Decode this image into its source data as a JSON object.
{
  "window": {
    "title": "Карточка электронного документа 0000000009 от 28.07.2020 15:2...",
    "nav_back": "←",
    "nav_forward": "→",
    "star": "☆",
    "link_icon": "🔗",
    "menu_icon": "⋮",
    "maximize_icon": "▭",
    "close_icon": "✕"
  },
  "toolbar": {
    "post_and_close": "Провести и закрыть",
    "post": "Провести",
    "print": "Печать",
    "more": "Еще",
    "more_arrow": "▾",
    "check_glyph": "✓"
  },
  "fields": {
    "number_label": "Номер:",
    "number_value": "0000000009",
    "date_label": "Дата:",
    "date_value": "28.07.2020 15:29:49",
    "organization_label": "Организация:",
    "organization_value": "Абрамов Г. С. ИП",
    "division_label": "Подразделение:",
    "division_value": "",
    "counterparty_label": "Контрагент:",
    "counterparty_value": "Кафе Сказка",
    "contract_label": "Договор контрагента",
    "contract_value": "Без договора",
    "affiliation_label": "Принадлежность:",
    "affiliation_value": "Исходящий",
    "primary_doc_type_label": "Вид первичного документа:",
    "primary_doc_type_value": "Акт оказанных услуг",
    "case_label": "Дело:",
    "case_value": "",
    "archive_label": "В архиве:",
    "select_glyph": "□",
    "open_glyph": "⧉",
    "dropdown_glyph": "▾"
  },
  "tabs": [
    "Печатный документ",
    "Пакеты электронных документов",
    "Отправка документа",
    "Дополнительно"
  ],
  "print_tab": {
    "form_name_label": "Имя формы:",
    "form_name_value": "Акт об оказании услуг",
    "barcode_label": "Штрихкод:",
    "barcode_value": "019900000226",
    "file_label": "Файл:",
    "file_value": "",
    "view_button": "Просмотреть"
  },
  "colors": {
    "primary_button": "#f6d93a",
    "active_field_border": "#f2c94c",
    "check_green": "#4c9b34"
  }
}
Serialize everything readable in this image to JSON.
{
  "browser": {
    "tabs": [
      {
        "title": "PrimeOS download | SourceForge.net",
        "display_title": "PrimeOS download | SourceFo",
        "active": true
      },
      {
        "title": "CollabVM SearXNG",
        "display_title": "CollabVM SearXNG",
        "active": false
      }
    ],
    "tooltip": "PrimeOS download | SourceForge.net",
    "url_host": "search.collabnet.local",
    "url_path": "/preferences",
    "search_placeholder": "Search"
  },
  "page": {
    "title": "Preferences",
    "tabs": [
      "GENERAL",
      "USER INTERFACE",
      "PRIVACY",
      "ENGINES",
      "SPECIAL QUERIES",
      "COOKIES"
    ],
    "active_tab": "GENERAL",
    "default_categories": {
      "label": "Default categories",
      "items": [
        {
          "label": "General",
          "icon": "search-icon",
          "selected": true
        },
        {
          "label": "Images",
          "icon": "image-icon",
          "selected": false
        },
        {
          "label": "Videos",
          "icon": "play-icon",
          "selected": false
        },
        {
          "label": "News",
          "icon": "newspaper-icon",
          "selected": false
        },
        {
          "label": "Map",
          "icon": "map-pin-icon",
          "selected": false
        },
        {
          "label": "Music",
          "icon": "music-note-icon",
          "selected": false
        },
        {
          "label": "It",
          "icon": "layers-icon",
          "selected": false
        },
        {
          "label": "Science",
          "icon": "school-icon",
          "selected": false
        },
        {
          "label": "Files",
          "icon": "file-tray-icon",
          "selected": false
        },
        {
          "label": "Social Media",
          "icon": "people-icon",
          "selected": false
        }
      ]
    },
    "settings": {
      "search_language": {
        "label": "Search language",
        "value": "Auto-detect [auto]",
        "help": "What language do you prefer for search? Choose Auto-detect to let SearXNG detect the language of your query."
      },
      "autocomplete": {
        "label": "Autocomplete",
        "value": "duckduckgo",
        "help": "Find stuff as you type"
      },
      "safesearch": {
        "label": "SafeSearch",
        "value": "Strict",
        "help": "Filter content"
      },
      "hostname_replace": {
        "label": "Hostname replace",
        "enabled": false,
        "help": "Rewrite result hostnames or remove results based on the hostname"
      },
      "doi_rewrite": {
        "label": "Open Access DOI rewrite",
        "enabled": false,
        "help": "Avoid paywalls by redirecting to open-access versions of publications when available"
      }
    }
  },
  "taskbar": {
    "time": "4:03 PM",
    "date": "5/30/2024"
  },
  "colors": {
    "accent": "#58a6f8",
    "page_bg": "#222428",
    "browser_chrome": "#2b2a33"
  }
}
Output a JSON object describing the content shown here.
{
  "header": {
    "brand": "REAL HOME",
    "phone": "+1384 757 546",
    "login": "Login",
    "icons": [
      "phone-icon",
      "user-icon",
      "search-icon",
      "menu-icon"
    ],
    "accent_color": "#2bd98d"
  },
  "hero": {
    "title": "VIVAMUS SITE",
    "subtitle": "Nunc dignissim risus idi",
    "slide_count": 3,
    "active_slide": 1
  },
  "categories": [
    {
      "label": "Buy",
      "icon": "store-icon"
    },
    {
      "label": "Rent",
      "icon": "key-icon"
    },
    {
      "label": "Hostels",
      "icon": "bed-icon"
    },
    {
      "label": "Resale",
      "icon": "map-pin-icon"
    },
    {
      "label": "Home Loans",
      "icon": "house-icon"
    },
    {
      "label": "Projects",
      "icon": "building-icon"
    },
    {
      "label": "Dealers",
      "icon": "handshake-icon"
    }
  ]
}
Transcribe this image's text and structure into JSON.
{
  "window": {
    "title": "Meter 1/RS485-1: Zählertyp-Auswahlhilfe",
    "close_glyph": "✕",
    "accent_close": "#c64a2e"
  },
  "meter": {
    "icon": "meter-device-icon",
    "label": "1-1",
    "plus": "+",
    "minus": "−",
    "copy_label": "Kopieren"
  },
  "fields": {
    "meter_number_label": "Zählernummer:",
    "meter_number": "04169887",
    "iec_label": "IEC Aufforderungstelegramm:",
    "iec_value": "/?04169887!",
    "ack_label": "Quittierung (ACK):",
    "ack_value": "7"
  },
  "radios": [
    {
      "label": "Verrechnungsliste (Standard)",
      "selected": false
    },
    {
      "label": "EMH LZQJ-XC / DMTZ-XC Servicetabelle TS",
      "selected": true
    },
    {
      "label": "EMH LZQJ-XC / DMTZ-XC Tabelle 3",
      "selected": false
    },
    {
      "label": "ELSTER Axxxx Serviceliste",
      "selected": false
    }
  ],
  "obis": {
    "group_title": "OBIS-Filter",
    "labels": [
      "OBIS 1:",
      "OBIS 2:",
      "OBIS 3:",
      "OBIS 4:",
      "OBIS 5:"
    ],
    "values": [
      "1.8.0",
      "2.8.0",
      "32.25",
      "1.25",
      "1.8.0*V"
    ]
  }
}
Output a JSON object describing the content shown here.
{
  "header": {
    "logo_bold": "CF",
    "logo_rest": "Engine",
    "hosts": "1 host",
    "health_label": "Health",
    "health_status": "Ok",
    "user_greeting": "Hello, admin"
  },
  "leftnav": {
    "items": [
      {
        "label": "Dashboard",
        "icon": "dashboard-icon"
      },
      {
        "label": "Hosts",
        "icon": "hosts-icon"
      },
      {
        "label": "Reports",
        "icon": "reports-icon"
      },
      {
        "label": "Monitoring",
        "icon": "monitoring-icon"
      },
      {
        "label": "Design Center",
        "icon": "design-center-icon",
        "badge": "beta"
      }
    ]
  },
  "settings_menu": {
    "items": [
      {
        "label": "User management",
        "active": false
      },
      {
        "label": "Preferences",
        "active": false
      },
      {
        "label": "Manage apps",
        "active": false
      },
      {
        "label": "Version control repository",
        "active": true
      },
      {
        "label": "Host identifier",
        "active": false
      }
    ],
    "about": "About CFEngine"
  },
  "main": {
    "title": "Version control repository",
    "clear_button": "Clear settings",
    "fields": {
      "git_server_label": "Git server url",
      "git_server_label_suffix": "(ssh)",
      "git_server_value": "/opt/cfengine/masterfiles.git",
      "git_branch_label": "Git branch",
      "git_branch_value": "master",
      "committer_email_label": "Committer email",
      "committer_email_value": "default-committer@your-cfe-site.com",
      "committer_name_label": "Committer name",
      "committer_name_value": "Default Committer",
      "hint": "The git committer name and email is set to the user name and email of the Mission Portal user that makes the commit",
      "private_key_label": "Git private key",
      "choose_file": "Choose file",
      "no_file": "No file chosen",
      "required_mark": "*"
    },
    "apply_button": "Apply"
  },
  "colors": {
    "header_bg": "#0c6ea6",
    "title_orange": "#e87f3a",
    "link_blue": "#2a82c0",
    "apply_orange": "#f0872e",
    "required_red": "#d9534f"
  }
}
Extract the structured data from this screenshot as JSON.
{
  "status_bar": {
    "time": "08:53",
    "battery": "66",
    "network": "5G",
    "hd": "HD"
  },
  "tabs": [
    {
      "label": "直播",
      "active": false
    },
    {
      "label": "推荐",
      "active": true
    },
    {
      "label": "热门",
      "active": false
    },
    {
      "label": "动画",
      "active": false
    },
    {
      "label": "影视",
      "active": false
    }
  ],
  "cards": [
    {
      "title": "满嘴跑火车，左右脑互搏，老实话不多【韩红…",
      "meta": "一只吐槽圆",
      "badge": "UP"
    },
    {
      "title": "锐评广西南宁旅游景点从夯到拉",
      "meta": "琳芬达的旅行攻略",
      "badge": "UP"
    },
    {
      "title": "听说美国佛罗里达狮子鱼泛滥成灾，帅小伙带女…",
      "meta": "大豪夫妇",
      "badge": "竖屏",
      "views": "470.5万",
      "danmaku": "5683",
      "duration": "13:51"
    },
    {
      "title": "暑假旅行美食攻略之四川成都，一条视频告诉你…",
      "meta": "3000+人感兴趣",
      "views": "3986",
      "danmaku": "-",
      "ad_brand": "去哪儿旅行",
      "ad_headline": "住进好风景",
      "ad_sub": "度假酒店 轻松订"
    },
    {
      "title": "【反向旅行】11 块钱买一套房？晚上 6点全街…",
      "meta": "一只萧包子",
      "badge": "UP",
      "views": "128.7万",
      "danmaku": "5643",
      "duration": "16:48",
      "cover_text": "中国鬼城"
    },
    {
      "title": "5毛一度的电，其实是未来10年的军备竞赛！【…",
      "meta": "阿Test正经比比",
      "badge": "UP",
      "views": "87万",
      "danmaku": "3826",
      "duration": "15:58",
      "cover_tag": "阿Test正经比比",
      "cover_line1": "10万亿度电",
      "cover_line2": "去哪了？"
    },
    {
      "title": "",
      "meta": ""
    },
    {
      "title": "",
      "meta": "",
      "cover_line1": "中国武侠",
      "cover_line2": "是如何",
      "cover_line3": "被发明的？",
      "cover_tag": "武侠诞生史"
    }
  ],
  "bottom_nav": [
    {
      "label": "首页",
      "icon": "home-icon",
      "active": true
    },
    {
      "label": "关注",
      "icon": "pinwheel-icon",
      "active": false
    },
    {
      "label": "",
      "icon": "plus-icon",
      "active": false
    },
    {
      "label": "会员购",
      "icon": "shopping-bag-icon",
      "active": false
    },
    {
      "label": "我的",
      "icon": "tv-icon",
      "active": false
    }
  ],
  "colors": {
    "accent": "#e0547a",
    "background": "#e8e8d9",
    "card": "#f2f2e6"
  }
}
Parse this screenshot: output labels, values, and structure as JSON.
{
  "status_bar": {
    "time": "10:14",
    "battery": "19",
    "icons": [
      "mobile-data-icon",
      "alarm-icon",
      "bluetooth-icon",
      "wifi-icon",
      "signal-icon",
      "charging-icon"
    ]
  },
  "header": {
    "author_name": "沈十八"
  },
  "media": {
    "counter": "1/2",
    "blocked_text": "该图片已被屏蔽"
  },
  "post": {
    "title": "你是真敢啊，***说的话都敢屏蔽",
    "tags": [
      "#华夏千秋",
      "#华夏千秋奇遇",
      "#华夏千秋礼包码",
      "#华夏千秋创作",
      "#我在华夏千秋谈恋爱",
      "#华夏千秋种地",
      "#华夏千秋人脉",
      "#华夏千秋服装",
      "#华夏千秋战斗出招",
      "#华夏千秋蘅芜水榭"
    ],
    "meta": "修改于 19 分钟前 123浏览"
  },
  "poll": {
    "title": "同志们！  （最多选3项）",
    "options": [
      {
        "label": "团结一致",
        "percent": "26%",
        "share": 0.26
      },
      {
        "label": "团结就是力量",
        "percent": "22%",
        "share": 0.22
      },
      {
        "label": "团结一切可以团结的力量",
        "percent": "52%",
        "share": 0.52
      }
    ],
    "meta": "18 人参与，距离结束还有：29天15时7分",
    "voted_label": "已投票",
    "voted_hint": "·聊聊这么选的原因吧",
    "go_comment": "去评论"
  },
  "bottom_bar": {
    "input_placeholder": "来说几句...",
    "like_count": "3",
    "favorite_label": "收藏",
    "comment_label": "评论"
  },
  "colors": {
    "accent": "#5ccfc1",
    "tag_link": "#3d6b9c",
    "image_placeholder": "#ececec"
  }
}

********

To be done -> Where a line in the material above holds "danmaku", copy that line.

Task output ->
      "danmaku": "5683",
      "danmaku": "-",
      "danmaku": "5643",
      "danmaku": "3826",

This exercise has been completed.